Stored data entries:
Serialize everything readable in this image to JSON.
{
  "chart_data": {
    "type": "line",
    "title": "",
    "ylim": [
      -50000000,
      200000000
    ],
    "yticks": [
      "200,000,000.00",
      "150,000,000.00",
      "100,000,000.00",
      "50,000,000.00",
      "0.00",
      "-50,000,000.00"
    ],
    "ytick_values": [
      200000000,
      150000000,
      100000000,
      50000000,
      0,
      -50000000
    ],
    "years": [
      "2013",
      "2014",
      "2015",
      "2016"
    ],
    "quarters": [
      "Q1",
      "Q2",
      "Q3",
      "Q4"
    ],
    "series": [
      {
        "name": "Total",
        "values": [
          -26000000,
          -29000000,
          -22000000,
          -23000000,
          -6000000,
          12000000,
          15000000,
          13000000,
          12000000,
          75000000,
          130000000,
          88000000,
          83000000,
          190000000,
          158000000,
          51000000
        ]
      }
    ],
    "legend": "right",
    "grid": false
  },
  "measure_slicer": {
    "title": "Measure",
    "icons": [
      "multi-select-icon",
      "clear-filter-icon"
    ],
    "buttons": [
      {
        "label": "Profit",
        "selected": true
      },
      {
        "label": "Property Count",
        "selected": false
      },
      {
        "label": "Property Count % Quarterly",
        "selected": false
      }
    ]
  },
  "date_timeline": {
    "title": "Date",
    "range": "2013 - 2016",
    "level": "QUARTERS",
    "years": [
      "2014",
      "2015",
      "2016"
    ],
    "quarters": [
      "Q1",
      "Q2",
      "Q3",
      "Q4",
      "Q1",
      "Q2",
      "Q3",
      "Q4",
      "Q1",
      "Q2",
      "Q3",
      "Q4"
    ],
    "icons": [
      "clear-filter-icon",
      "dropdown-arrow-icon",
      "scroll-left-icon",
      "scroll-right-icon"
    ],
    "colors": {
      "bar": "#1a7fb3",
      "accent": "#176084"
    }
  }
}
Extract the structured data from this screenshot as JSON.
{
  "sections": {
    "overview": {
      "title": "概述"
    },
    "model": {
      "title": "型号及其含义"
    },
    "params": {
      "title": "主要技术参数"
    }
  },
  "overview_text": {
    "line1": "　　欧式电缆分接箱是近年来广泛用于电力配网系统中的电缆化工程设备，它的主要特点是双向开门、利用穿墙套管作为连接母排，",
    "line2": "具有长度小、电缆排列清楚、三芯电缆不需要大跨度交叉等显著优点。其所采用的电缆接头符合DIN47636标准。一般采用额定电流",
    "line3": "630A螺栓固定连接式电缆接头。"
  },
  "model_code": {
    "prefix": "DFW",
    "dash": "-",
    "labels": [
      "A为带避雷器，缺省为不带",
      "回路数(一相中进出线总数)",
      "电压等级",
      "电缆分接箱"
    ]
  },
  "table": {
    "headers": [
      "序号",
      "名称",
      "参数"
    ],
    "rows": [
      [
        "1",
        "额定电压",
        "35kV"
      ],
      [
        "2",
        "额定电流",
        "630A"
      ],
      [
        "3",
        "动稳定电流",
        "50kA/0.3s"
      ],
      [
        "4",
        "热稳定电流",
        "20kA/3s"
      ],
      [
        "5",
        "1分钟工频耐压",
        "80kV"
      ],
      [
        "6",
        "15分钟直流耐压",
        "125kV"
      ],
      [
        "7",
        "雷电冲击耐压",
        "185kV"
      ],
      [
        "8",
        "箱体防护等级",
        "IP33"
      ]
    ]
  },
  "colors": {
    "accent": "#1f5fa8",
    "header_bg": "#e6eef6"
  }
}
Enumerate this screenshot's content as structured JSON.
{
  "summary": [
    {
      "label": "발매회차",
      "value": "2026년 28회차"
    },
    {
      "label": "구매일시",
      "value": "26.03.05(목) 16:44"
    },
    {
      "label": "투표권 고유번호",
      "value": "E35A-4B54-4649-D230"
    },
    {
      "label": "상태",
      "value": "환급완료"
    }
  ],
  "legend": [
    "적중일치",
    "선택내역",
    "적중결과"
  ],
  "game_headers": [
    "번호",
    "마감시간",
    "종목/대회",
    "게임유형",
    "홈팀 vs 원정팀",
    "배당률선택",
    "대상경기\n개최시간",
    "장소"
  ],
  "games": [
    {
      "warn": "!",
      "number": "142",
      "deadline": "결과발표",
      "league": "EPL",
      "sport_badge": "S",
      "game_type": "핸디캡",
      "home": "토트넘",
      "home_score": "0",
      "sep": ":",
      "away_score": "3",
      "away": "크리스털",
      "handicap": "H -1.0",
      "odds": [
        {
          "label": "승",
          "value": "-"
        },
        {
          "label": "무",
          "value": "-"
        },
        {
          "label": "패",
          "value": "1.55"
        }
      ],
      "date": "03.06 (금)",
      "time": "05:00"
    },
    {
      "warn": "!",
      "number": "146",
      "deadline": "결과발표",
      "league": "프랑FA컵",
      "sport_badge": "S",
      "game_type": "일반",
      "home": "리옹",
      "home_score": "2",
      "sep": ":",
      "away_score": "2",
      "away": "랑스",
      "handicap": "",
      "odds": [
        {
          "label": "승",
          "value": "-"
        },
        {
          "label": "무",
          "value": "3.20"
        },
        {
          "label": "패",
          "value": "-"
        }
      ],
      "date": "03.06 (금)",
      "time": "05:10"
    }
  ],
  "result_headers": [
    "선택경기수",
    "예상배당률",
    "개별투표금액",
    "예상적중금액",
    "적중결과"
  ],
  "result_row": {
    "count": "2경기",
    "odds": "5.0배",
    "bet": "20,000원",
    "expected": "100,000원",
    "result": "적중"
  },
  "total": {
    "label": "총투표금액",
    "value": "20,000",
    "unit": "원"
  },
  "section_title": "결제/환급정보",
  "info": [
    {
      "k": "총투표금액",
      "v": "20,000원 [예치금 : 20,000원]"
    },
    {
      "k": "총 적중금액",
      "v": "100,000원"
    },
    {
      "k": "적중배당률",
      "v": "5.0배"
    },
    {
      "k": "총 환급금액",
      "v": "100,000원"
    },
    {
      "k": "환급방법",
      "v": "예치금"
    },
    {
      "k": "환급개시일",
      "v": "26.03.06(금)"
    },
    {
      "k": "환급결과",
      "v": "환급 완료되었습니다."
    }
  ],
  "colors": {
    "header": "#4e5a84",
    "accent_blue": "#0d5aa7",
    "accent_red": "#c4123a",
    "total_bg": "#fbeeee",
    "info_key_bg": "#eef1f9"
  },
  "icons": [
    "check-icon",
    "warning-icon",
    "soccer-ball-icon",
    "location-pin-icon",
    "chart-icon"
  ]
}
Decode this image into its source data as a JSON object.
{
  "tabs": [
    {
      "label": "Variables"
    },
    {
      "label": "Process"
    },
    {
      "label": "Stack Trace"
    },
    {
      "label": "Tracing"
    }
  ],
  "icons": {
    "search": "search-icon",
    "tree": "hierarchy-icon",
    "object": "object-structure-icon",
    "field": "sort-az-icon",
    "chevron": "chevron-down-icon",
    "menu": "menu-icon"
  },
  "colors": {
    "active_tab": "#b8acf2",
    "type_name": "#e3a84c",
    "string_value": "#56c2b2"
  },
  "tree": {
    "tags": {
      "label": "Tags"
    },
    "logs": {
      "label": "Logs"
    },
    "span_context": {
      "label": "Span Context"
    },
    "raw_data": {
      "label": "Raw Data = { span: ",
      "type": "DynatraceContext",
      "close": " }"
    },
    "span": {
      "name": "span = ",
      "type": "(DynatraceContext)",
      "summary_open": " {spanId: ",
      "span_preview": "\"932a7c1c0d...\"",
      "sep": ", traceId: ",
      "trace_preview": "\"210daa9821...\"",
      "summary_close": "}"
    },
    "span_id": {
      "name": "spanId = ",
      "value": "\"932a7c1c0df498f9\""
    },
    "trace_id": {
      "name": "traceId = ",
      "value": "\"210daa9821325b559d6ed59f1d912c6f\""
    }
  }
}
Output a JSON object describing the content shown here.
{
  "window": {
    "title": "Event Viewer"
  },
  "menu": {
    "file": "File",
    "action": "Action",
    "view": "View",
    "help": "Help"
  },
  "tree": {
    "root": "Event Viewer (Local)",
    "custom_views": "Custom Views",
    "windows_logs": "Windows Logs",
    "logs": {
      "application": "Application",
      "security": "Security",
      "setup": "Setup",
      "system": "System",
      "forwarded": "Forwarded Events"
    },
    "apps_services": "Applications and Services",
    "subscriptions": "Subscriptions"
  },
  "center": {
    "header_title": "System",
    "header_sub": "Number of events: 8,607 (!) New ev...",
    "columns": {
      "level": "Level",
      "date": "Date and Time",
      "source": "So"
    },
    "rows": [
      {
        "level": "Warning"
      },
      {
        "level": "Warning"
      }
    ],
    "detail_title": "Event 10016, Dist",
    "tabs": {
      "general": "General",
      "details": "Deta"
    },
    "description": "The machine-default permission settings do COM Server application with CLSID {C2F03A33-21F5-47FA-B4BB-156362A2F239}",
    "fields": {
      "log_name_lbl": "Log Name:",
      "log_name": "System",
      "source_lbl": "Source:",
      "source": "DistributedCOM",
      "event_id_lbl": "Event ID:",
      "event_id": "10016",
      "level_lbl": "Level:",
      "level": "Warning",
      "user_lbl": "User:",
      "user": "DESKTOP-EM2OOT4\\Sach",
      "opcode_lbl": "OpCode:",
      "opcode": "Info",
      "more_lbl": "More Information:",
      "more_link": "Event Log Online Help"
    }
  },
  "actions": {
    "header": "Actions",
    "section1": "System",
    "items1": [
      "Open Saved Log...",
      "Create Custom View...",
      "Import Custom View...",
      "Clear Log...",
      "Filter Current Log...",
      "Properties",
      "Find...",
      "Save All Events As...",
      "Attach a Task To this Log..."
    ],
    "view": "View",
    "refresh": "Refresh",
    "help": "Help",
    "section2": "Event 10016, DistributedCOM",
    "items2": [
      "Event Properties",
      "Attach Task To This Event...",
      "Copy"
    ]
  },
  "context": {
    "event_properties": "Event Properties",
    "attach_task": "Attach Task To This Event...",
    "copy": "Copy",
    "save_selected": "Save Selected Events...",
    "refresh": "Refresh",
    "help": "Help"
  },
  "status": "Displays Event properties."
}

# [Exercise]
In the listing, find each line with the string "object" and copy it.

# [Problem solution]
Decode this image into its source data as a JSON object.
    "object": "object-structure-icon",
Output a JSON object describing the content shown here.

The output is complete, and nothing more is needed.